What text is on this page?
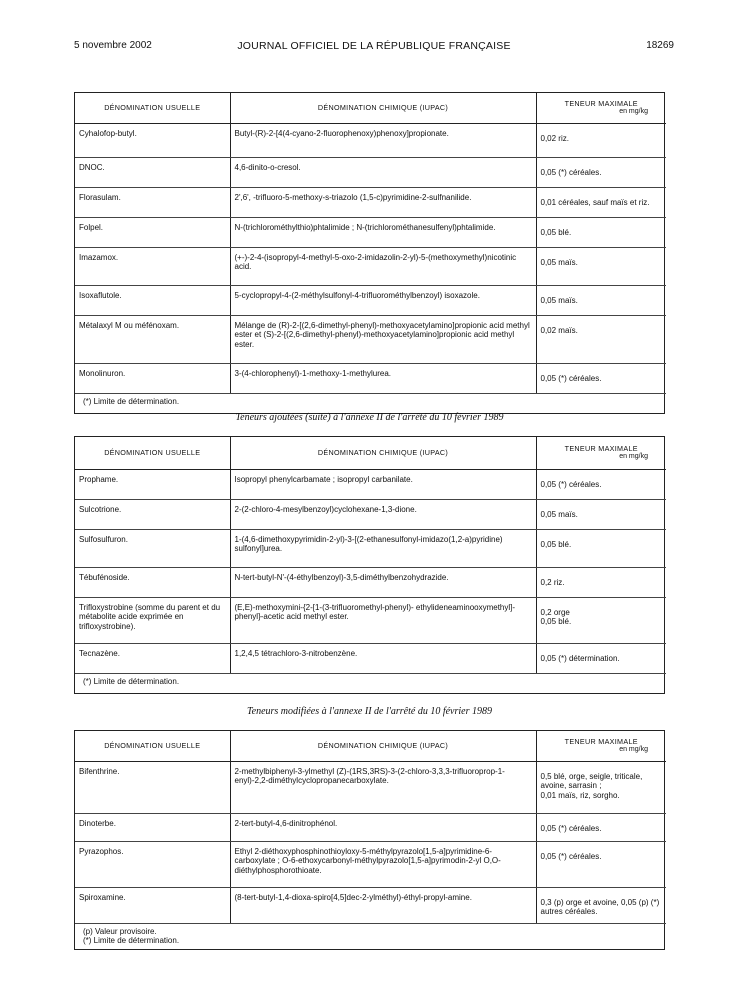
5 novembre 2002	JOURNAL OFFICIEL DE LA RÉPUBLIQUE FRANÇAISE	18269
DÉNOMINATION USUELLE	DÉNOMINATION CHIMIQUE (IUPAC)	TENEUR MAXIMALE
en mg/kg

Cyhalofop-butyl.	Butyl-(R)-2-[4(4-cyano-2-fluorophenoxy)phenoxy]propionate.	0,02 riz.
DNOC.	4,6-dinito-o-cresol.	0,05 (*) céréales.
Florasulam.	2',6', -trifluoro-5-methoxy-s-triazolo (1,5-c)pyrimidine-2-sulfnanilide.	0,01 céréales, sauf maïs et riz.
Folpel.	N-(trichlorométhylthio)phtalimide ; N-(trichlorométhanesulfenyl)phtalimide.	0,05 blé.
Imazamox.	(+-)-2-4-(isopropyl-4-methyl-5-oxo-2-imidazolin-2-yl)-5-(methoxymethyl)nicotinic acid.	0,05 maïs.
Isoxaflutole.	5-cyclopropyl-4-(2-méthylsulfonyl-4-trifluorométhylbenzoyl) isoxazole.	0,05 maïs.
Métalaxyl M ou méfénoxam.	Mélange de (R)-2-[(2,6-dimethyl-phenyl)-methoxyacetylamino]propionic acid methyl ester et (S)-2-[(2,6-dimethyl-phenyl)-methoxyacetylamino]propionic acid methyl ester.	0,02 maïs.
Monolinuron.	3-(4-chlorophenyl)-1-methoxy-1-methylurea.	0,05 (*) céréales.
(*) Limite de détermination.		
Teneurs ajoutées (suite) à l'annexe II de l'arrêté du 10 février 1989
DÉNOMINATION USUELLE	DÉNOMINATION CHIMIQUE (IUPAC)	TENEUR MAXIMALE
en mg/kg

Prophame.	Isopropyl phenylcarbamate ; isopropyl carbanilate.	0,05 (*) céréales.
Sulcotrione.	2-(2-chloro-4-mesylbenzoyl)cyclohexane-1,3-dione.	0,05 maïs.
Sulfosulfuron.	1-(4,6-dimethoxypyrimidin-2-yl)-3-[(2-ethanesulfonyl-imidazo(1,2-a)pyridine) sulfonyl]urea.	0,05 blé.
Tébufénoside.	N-tert-butyl-N'-(4-éthylbenzoyl)-3,5-diméthylbenzohydrazide.	0,2 riz.
Trifloxystrobine (somme du parent et du métabolite acide exprimée en trifloxystrobine).	(E,E)-methoxymini-{2-[1-(3-trifluoromethyl-phenyl)- ethylideneaminooxymethyl]-phenyl}-acetic acid methyl ester.	0,2 orge
0,05 blé.
Tecnazène.	1,2,4,5 tétrachloro-3-nitrobenzène.	0,05 (*) détermination.
(*) Limite de détermination.		
Teneurs modifiées à l'annexe II de l'arrêté du 10 février 1989
DÉNOMINATION USUELLE	DÉNOMINATION CHIMIQUE (IUPAC)	TENEUR MAXIMALE
en mg/kg

Bifenthrine.	2-methylbiphenyl-3-ylmethyl (Z)-(1RS,3RS)-3-(2-chloro-3,3,3-trifluoroprop-1-enyl)-2,2-diméthylcyclopropanecarboxylate.	0,5 blé, orge, seigle, triticale, avoine, sarrasin ;
0,01 maïs, riz, sorgho.
Dinoterbe.	2-tert-butyl-4,6-dinitrophénol.	0,05 (*) céréales.
Pyrazophos.	Ethyl 2-diéthoxyphosphinothioyloxy-5-méthylpyrazolo[1,5-a]pyrimidine-6-carboxylate ; O-6-ethoxycarbonyl-méthylpyrazolo[1,5-a]pyrimodin-2-yl O,O-diéthylphosphorothioate.	0,05 (*) céréales.
Spiroxamine.	(8-tert-butyl-1,4-dioxa-spiro[4,5]dec-2-ylméthyl)-éthyl-propyl-amine.	0,3 (p) orge et avoine, 0,05 (p) (*) autres céréales.

(p) Valeur provisoire.
(*) Limite de détermination.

_Work to complete_
Transcribe the whole listing exactly. Pictures stay out of your copy.

_The answer_
What text is on this page?
5 novembre 2002	JOURNAL OFFICIEL DE LA RÉPUBLIQUE FRANÇAISE	18269
DÉNOMINATION USUELLE	DÉNOMINATION CHIMIQUE (IUPAC)	TENEUR MAXIMALE
en mg/kg

Cyhalofop-butyl.	Butyl-(R)-2-[4(4-cyano-2-fluorophenoxy)phenoxy]propionate.	0,02 riz.
DNOC.	4,6-dinito-o-cresol.	0,05 (*) céréales.
Florasulam.	2',6', -trifluoro-5-methoxy-s-triazolo (1,5-c)pyrimidine-2-sulfnanilide.	0,01 céréales, sauf maïs et riz.
Folpel.	N-(trichlorométhylthio)phtalimide ; N-(trichlorométhanesulfenyl)phtalimide.	0,05 blé.
Imazamox.	(+-)-2-4-(isopropyl-4-methyl-5-oxo-2-imidazolin-2-yl)-5-(methoxymethyl)nicotinic acid.	0,05 maïs.
Isoxaflutole.	5-cyclopropyl-4-(2-méthylsulfonyl-4-trifluorométhylbenzoyl) isoxazole.	0,05 maïs.
Métalaxyl M ou méfénoxam.	Mélange de (R)-2-[(2,6-dimethyl-phenyl)-methoxyacetylamino]propionic acid methyl ester et (S)-2-[(2,6-dimethyl-phenyl)-methoxyacetylamino]propionic acid methyl ester.	0,02 maïs.
Monolinuron.	3-(4-chlorophenyl)-1-methoxy-1-methylurea.	0,05 (*) céréales.
(*) Limite de détermination.		
Teneurs ajoutées (suite) à l'annexe II de l'arrêté du 10 février 1989
DÉNOMINATION USUELLE	DÉNOMINATION CHIMIQUE (IUPAC)	TENEUR MAXIMALE
en mg/kg

Prophame.	Isopropyl phenylcarbamate ; isopropyl carbanilate.	0,05 (*) céréales.
Sulcotrione.	2-(2-chloro-4-mesylbenzoyl)cyclohexane-1,3-dione.	0,05 maïs.
Sulfosulfuron.	1-(4,6-dimethoxypyrimidin-2-yl)-3-[(2-ethanesulfonyl-imidazo(1,2-a)pyridine) sulfonyl]urea.	0,05 blé.
Tébufénoside.	N-tert-butyl-N'-(4-éthylbenzoyl)-3,5-diméthylbenzohydrazide.	0,2 riz.
Trifloxystrobine (somme du parent et du métabolite acide exprimée en trifloxystrobine).	(E,E)-methoxymini-{2-[1-(3-trifluoromethyl-phenyl)- ethylideneaminooxymethyl]-phenyl}-acetic acid methyl ester.	0,2 orge
0,05 blé.
Tecnazène.	1,2,4,5 tétrachloro-3-nitrobenzène.	0,05 (*) détermination.
(*) Limite de détermination.		
Teneurs modifiées à l'annexe II de l'arrêté du 10 février 1989
DÉNOMINATION USUELLE	DÉNOMINATION CHIMIQUE (IUPAC)	TENEUR MAXIMALE
en mg/kg

Bifenthrine.	2-methylbiphenyl-3-ylmethyl (Z)-(1RS,3RS)-3-(2-chloro-3,3,3-trifluoroprop-1-enyl)-2,2-diméthylcyclopropanecarboxylate.	0,5 blé, orge, seigle, triticale, avoine, sarrasin ;
0,01 maïs, riz, sorgho.
Dinoterbe.	2-tert-butyl-4,6-dinitrophénol.	0,05 (*) céréales.
Pyrazophos.	Ethyl 2-diéthoxyphosphinothioyloxy-5-méthylpyrazolo[1,5-a]pyrimidine-6-carboxylate ; O-6-ethoxycarbonyl-méthylpyrazolo[1,5-a]pyrimodin-2-yl O,O-diéthylphosphorothioate.	0,05 (*) céréales.
Spiroxamine.	(8-tert-butyl-1,4-dioxa-spiro[4,5]dec-2-ylméthyl)-éthyl-propyl-amine.	0,3 (p) orge et avoine, 0,05 (p) (*) autres céréales.

(p) Valeur provisoire.
(*) Limite de détermination.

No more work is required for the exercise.